__Work instructions__. Retype the full set of records. Keep every character identical.

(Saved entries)

..........

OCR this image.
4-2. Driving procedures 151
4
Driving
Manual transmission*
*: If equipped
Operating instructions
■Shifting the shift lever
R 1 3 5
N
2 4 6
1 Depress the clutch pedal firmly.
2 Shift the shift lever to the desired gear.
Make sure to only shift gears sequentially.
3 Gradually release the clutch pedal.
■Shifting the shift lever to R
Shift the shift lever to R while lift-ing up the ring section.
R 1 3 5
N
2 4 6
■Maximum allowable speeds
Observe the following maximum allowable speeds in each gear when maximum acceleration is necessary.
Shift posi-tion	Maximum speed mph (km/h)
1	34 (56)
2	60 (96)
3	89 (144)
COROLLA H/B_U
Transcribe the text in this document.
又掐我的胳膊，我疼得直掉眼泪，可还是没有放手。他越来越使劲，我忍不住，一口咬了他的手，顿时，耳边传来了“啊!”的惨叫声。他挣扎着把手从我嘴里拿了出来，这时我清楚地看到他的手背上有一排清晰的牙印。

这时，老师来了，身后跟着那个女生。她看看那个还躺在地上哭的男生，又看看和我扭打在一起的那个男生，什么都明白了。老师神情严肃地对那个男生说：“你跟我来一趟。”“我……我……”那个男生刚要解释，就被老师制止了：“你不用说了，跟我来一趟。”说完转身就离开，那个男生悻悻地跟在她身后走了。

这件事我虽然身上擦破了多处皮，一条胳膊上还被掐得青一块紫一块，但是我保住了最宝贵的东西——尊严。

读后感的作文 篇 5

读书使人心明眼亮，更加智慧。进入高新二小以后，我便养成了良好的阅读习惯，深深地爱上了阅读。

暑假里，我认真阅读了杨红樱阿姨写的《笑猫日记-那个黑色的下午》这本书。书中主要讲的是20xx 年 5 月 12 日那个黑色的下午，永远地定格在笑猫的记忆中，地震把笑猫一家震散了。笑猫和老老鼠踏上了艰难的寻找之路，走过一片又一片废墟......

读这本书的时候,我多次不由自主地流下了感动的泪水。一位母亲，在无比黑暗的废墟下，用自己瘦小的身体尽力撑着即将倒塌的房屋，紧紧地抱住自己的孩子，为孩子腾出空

..........

__Task response__.
OCR this image.
4-2. Driving procedures 151
4
Driving
Manual transmission*
*: If equipped
Operating instructions
■Shifting the shift lever
R 1 3 5
N
2 4 6
1 Depress the clutch pedal firmly.
2 Shift the shift lever to the desired gear.
Make sure to only shift gears sequentially.
3 Gradually release the clutch pedal.
■Shifting the shift lever to R
Shift the shift lever to R while lift-ing up the ring section.
R 1 3 5
N
2 4 6
■Maximum allowable speeds
Observe the following maximum allowable speeds in each gear when maximum acceleration is necessary.
Shift posi-tion	Maximum speed mph (km/h)
1	34 (56)
2	60 (96)
3	89 (144)
COROLLA H/B_U
Transcribe the text in this document.
又掐我的胳膊，我疼得直掉眼泪，可还是没有放手。他越来越使劲，我忍不住，一口咬了他的手，顿时，耳边传来了“啊!”的惨叫声。他挣扎着把手从我嘴里拿了出来，这时我清楚地看到他的手背上有一排清晰的牙印。

这时，老师来了，身后跟着那个女生。她看看那个还躺在地上哭的男生，又看看和我扭打在一起的那个男生，什么都明白了。老师神情严肃地对那个男生说：“你跟我来一趟。”“我……我……”那个男生刚要解释，就被老师制止了：“你不用说了，跟我来一趟。”说完转身就离开，那个男生悻悻地跟在她身后走了。

这件事我虽然身上擦破了多处皮，一条胳膊上还被掐得青一块紫一块，但是我保住了最宝贵的东西——尊严。

读后感的作文 篇 5

读书使人心明眼亮，更加智慧。进入高新二小以后，我便养成了良好的阅读习惯，深深地爱上了阅读。

暑假里，我认真阅读了杨红樱阿姨写的《笑猫日记-那个黑色的下午》这本书。书中主要讲的是20xx 年 5 月 12 日那个黑色的下午，永远地定格在笑猫的记忆中，地震把笑猫一家震散了。笑猫和老老鼠踏上了艰难的寻找之路，走过一片又一片废墟......

读这本书的时候,我多次不由自主地流下了感动的泪水。一位母亲，在无比黑暗的废墟下，用自己瘦小的身体尽力撑着即将倒塌的房屋，紧紧地抱住自己的孩子，为孩子腾出空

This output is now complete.